EXERCISE PROMPT: Work out the number of lines with the word "color" in the material below, then reply with that number only.

Data listing

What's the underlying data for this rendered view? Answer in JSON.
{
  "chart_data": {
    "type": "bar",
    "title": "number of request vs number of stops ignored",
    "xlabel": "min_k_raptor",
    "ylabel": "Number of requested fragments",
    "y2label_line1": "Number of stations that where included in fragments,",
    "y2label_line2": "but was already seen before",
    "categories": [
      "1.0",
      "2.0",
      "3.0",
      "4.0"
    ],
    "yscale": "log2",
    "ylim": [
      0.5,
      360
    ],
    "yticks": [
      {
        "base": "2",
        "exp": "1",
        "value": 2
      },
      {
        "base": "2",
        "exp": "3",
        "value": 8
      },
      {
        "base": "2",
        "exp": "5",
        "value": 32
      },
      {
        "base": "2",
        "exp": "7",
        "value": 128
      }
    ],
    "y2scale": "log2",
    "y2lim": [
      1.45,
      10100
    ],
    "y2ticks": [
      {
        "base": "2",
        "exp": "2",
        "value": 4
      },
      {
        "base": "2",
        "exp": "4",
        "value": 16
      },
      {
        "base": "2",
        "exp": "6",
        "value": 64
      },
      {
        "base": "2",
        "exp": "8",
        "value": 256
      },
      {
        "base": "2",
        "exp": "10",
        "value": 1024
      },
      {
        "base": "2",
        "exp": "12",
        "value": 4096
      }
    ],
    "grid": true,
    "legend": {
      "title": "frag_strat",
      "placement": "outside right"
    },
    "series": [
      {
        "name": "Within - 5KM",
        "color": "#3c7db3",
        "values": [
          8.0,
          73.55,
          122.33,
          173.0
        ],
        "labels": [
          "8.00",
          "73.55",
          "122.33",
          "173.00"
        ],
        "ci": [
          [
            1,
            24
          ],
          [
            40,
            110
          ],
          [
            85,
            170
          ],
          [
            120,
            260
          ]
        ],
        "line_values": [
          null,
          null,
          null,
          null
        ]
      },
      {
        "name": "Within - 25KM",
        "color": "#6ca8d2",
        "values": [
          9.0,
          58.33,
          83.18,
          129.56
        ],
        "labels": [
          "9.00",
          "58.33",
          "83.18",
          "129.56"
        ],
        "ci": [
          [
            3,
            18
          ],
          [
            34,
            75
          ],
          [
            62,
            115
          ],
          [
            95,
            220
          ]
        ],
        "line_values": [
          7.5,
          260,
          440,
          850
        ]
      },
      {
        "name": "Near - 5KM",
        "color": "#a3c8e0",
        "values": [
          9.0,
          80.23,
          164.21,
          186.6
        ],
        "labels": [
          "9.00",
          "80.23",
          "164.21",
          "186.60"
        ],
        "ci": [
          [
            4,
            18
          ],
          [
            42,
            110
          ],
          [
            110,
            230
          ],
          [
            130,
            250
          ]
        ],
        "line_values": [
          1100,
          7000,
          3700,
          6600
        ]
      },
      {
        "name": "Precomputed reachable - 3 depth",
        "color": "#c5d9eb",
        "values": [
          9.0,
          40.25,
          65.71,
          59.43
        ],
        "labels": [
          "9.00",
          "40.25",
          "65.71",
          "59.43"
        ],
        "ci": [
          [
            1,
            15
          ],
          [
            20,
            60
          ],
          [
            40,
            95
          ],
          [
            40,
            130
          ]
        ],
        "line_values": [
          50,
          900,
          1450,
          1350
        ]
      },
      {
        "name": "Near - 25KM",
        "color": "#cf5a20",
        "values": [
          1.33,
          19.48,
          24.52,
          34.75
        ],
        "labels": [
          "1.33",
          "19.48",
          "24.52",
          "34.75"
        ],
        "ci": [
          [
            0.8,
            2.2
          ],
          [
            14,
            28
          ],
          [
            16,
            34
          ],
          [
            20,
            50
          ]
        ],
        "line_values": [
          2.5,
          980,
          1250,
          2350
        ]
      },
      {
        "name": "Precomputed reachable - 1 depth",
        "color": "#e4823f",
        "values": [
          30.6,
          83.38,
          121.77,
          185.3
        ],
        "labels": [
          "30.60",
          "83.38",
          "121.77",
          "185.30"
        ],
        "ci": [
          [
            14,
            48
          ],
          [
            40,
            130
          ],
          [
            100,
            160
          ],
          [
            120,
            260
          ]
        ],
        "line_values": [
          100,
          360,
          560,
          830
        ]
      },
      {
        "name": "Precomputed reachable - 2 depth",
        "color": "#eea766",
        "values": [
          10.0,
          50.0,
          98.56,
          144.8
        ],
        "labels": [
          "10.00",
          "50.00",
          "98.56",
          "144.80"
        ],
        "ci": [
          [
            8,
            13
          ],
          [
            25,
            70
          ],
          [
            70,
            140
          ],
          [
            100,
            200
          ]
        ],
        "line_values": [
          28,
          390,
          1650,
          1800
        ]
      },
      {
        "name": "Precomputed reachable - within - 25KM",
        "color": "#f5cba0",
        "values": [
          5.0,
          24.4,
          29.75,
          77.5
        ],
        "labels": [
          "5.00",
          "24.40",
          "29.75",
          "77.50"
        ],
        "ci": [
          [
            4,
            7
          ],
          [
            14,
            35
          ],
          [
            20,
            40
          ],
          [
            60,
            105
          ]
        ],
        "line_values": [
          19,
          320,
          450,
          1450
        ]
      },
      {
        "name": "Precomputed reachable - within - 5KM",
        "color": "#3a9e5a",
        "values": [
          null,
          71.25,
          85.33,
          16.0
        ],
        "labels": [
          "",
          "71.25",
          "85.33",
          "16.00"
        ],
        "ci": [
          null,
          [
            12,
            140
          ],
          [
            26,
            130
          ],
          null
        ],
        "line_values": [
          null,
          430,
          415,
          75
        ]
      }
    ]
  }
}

REPLY: 9